- Work to complete -
Transcribe the records below exactly as they appear.

Records from a data collection:
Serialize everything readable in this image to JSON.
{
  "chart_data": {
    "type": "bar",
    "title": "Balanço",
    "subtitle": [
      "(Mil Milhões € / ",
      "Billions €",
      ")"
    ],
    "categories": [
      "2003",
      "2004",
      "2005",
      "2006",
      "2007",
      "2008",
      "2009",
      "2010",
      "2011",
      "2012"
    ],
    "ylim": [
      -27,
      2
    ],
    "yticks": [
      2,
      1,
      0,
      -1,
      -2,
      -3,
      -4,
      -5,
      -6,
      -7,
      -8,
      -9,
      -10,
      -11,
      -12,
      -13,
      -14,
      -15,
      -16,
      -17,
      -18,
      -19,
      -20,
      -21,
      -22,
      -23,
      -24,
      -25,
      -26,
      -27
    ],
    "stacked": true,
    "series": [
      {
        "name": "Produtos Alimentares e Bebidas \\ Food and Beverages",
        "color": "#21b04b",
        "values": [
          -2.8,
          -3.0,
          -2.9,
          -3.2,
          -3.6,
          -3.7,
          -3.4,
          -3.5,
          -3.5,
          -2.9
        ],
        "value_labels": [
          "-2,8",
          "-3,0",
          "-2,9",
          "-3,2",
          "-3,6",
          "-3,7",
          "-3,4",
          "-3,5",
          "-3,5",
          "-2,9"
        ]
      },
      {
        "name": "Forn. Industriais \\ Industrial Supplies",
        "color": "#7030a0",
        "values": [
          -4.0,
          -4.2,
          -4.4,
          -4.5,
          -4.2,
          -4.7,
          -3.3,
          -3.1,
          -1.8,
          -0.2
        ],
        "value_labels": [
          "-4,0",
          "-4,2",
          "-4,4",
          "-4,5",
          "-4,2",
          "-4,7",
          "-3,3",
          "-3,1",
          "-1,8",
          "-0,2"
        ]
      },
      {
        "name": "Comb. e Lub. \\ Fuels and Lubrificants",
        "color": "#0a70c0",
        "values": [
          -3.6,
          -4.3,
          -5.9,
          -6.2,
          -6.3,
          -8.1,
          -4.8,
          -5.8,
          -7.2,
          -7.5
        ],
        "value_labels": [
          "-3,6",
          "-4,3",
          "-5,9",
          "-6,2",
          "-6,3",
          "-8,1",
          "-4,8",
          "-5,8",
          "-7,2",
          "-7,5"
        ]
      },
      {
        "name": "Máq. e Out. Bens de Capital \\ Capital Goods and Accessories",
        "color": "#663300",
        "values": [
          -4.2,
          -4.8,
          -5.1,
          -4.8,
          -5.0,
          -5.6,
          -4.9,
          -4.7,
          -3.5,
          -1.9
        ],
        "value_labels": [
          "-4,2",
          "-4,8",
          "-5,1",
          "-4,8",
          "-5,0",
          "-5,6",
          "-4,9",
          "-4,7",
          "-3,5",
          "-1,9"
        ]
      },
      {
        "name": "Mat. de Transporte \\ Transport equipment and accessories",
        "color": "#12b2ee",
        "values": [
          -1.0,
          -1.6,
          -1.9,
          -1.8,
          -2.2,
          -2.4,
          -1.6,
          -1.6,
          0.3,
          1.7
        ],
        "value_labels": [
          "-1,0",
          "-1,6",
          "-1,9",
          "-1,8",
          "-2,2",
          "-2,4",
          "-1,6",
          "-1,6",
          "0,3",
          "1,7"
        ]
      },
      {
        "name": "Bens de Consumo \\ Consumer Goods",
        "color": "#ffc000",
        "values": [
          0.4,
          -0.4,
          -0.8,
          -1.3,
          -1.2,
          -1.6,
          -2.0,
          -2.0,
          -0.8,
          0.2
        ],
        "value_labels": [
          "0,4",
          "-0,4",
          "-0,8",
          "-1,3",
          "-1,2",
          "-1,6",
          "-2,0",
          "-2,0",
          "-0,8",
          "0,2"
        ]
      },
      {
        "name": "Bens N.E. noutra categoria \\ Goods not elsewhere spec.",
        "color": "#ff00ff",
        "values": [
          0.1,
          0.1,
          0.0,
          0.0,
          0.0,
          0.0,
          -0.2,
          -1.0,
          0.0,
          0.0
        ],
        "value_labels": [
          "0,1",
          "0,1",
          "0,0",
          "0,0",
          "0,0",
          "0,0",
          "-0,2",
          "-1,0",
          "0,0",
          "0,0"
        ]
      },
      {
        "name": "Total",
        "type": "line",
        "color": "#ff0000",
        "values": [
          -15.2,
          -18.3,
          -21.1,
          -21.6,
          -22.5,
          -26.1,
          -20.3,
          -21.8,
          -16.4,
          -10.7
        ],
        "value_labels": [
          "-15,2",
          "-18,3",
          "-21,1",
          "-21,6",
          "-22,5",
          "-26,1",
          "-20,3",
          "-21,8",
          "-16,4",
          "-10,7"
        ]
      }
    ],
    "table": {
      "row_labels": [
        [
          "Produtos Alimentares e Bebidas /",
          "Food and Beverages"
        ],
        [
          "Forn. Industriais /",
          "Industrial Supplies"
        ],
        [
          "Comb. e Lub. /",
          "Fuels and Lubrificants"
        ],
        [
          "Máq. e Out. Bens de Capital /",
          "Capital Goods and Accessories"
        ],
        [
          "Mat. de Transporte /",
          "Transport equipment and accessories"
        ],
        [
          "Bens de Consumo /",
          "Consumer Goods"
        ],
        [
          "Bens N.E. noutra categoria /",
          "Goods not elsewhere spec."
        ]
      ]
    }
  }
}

- Expected answer -
Serialize everything readable in this image to JSON.
{
  "chart_data": {
    "type": "bar",
    "title": "Balanço",
    "subtitle": [
      "(Mil Milhões € / ",
      "Billions €",
      ")"
    ],
    "categories": [
      "2003",
      "2004",
      "2005",
      "2006",
      "2007",
      "2008",
      "2009",
      "2010",
      "2011",
      "2012"
    ],
    "ylim": [
      -27,
      2
    ],
    "yticks": [
      2,
      1,
      0,
      -1,
      -2,
      -3,
      -4,
      -5,
      -6,
      -7,
      -8,
      -9,
      -10,
      -11,
      -12,
      -13,
      -14,
      -15,
      -16,
      -17,
      -18,
      -19,
      -20,
      -21,
      -22,
      -23,
      -24,
      -25,
      -26,
      -27
    ],
    "stacked": true,
    "series": [
      {
        "name": "Produtos Alimentares e Bebidas \\ Food and Beverages",
        "color": "#21b04b",
        "values": [
          -2.8,
          -3.0,
          -2.9,
          -3.2,
          -3.6,
          -3.7,
          -3.4,
          -3.5,
          -3.5,
          -2.9
        ],
        "value_labels": [
          "-2,8",
          "-3,0",
          "-2,9",
          "-3,2",
          "-3,6",
          "-3,7",
          "-3,4",
          "-3,5",
          "-3,5",
          "-2,9"
        ]
      },
      {
        "name": "Forn. Industriais \\ Industrial Supplies",
        "color": "#7030a0",
        "values": [
          -4.0,
          -4.2,
          -4.4,
          -4.5,
          -4.2,
          -4.7,
          -3.3,
          -3.1,
          -1.8,
          -0.2
        ],
        "value_labels": [
          "-4,0",
          "-4,2",
          "-4,4",
          "-4,5",
          "-4,2",
          "-4,7",
          "-3,3",
          "-3,1",
          "-1,8",
          "-0,2"
        ]
      },
      {
        "name": "Comb. e Lub. \\ Fuels and Lubrificants",
        "color": "#0a70c0",
        "values": [
          -3.6,
          -4.3,
          -5.9,
          -6.2,
          -6.3,
          -8.1,
          -4.8,
          -5.8,
          -7.2,
          -7.5
        ],
        "value_labels": [
          "-3,6",
          "-4,3",
          "-5,9",
          "-6,2",
          "-6,3",
          "-8,1",
          "-4,8",
          "-5,8",
          "-7,2",
          "-7,5"
        ]
      },
      {
        "name": "Máq. e Out. Bens de Capital \\ Capital Goods and Accessories",
        "color": "#663300",
        "values": [
          -4.2,
          -4.8,
          -5.1,
          -4.8,
          -5.0,
          -5.6,
          -4.9,
          -4.7,
          -3.5,
          -1.9
        ],
        "value_labels": [
          "-4,2",
          "-4,8",
          "-5,1",
          "-4,8",
          "-5,0",
          "-5,6",
          "-4,9",
          "-4,7",
          "-3,5",
          "-1,9"
        ]
      },
      {
        "name": "Mat. de Transporte \\ Transport equipment and accessories",
        "color": "#12b2ee",
        "values": [
          -1.0,
          -1.6,
          -1.9,
          -1.8,
          -2.2,
          -2.4,
          -1.6,
          -1.6,
          0.3,
          1.7
        ],
        "value_labels": [
          "-1,0",
          "-1,6",
          "-1,9",
          "-1,8",
          "-2,2",
          "-2,4",
          "-1,6",
          "-1,6",
          "0,3",
          "1,7"
        ]
      },
      {
        "name": "Bens de Consumo \\ Consumer Goods",
        "color": "#ffc000",
        "values": [
          0.4,
          -0.4,
          -0.8,
          -1.3,
          -1.2,
          -1.6,
          -2.0,
          -2.0,
          -0.8,
          0.2
        ],
        "value_labels": [
          "0,4",
          "-0,4",
          "-0,8",
          "-1,3",
          "-1,2",
          "-1,6",
          "-2,0",
          "-2,0",
          "-0,8",
          "0,2"
        ]
      },
      {
        "name": "Bens N.E. noutra categoria \\ Goods not elsewhere spec.",
        "color": "#ff00ff",
        "values": [
          0.1,
          0.1,
          0.0,
          0.0,
          0.0,
          0.0,
          -0.2,
          -1.0,
          0.0,
          0.0
        ],
        "value_labels": [
          "0,1",
          "0,1",
          "0,0",
          "0,0",
          "0,0",
          "0,0",
          "-0,2",
          "-1,0",
          "0,0",
          "0,0"
        ]
      },
      {
        "name": "Total",
        "type": "line",
        "color": "#ff0000",
        "values": [
          -15.2,
          -18.3,
          -21.1,
          -21.6,
          -22.5,
          -26.1,
          -20.3,
          -21.8,
          -16.4,
          -10.7
        ],
        "value_labels": [
          "-15,2",
          "-18,3",
          "-21,1",
          "-21,6",
          "-22,5",
          "-26,1",
          "-20,3",
          "-21,8",
          "-16,4",
          "-10,7"
        ]
      }
    ],
    "table": {
      "row_labels": [
        [
          "Produtos Alimentares e Bebidas /",
          "Food and Beverages"
        ],
        [
          "Forn. Industriais /",
          "Industrial Supplies"
        ],
        [
          "Comb. e Lub. /",
          "Fuels and Lubrificants"
        ],
        [
          "Máq. e Out. Bens de Capital /",
          "Capital Goods and Accessories"
        ],
        [
          "Mat. de Transporte /",
          "Transport equipment and accessories"
        ],
        [
          "Bens de Consumo /",
          "Consumer Goods"
        ],
        [
          "Bens N.E. noutra categoria /",
          "Goods not elsewhere spec."
        ]
      ]
    }
  }
}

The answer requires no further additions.